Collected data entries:
==================================================

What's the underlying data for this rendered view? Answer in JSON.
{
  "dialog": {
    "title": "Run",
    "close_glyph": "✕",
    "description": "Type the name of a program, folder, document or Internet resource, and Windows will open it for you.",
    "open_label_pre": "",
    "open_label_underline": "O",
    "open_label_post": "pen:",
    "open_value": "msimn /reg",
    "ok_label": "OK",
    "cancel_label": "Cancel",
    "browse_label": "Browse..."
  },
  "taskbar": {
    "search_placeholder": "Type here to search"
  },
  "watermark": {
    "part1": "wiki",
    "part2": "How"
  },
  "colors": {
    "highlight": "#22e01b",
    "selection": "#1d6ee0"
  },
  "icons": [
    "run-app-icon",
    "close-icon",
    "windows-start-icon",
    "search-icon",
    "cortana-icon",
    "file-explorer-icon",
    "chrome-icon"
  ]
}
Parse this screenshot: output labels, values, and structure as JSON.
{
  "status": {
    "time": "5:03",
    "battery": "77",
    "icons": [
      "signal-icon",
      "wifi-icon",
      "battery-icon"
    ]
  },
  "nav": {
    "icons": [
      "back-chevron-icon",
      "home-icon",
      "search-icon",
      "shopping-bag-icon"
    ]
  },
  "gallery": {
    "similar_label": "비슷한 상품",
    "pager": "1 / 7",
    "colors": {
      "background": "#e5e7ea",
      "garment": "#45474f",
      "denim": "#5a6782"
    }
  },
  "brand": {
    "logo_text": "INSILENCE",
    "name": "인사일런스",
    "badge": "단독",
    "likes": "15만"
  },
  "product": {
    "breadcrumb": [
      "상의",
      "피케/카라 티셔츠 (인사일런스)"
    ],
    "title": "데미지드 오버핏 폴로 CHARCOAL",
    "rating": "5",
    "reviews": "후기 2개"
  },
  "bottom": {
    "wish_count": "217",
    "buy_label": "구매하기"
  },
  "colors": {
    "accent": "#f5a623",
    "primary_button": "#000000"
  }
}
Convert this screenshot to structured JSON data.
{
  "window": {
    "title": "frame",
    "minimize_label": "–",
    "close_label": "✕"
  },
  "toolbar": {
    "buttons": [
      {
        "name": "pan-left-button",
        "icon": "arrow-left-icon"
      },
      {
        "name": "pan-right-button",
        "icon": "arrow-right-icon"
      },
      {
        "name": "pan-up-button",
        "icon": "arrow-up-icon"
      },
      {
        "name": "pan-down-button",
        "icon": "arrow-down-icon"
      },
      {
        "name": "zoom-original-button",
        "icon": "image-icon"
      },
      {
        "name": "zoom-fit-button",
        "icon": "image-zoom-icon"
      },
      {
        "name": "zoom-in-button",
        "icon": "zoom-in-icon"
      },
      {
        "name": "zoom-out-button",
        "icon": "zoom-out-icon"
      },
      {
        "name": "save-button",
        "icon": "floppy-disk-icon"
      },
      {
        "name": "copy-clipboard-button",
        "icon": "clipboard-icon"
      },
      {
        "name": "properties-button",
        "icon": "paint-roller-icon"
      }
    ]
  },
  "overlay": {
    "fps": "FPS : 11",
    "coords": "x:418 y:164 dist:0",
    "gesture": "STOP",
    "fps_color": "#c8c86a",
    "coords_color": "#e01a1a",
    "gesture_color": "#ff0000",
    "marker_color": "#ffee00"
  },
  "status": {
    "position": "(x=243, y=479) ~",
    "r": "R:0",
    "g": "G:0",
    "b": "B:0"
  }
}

==================================================

*Short task*: Go through the records and print each one exactly.

*Expected answer*:
What's the underlying data for this rendered view? Answer in JSON.
{
  "dialog": {
    "title": "Run",
    "close_glyph": "✕",
    "description": "Type the name of a program, folder, document or Internet resource, and Windows will open it for you.",
    "open_label_pre": "",
    "open_label_underline": "O",
    "open_label_post": "pen:",
    "open_value": "msimn /reg",
    "ok_label": "OK",
    "cancel_label": "Cancel",
    "browse_label": "Browse..."
  },
  "taskbar": {
    "search_placeholder": "Type here to search"
  },
  "watermark": {
    "part1": "wiki",
    "part2": "How"
  },
  "colors": {
    "highlight": "#22e01b",
    "selection": "#1d6ee0"
  },
  "icons": [
    "run-app-icon",
    "close-icon",
    "windows-start-icon",
    "search-icon",
    "cortana-icon",
    "file-explorer-icon",
    "chrome-icon"
  ]
}
Parse this screenshot: output labels, values, and structure as JSON.
{
  "status": {
    "time": "5:03",
    "battery": "77",
    "icons": [
      "signal-icon",
      "wifi-icon",
      "battery-icon"
    ]
  },
  "nav": {
    "icons": [
      "back-chevron-icon",
      "home-icon",
      "search-icon",
      "shopping-bag-icon"
    ]
  },
  "gallery": {
    "similar_label": "비슷한 상품",
    "pager": "1 / 7",
    "colors": {
      "background": "#e5e7ea",
      "garment": "#45474f",
      "denim": "#5a6782"
    }
  },
  "brand": {
    "logo_text": "INSILENCE",
    "name": "인사일런스",
    "badge": "단독",
    "likes": "15만"
  },
  "product": {
    "breadcrumb": [
      "상의",
      "피케/카라 티셔츠 (인사일런스)"
    ],
    "title": "데미지드 오버핏 폴로 CHARCOAL",
    "rating": "5",
    "reviews": "후기 2개"
  },
  "bottom": {
    "wish_count": "217",
    "buy_label": "구매하기"
  },
  "colors": {
    "accent": "#f5a623",
    "primary_button": "#000000"
  }
}
Convert this screenshot to structured JSON data.
{
  "window": {
    "title": "frame",
    "minimize_label": "–",
    "close_label": "✕"
  },
  "toolbar": {
    "buttons": [
      {
        "name": "pan-left-button",
        "icon": "arrow-left-icon"
      },
      {
        "name": "pan-right-button",
        "icon": "arrow-right-icon"
      },
      {
        "name": "pan-up-button",
        "icon": "arrow-up-icon"
      },
      {
        "name": "pan-down-button",
        "icon": "arrow-down-icon"
      },
      {
        "name": "zoom-original-button",
        "icon": "image-icon"
      },
      {
        "name": "zoom-fit-button",
        "icon": "image-zoom-icon"
      },
      {
        "name": "zoom-in-button",
        "icon": "zoom-in-icon"
      },
      {
        "name": "zoom-out-button",
        "icon": "zoom-out-icon"
      },
      {
        "name": "save-button",
        "icon": "floppy-disk-icon"
      },
      {
        "name": "copy-clipboard-button",
        "icon": "clipboard-icon"
      },
      {
        "name": "properties-button",
        "icon": "paint-roller-icon"
      }
    ]
  },
  "overlay": {
    "fps": "FPS : 11",
    "coords": "x:418 y:164 dist:0",
    "gesture": "STOP",
    "fps_color": "#c8c86a",
    "coords_color": "#e01a1a",
    "gesture_color": "#ff0000",
    "marker_color": "#ffee00"
  },
  "status": {
    "position": "(x=243, y=479) ~",
    "r": "R:0",
    "g": "G:0",
    "b": "B:0"
  }
}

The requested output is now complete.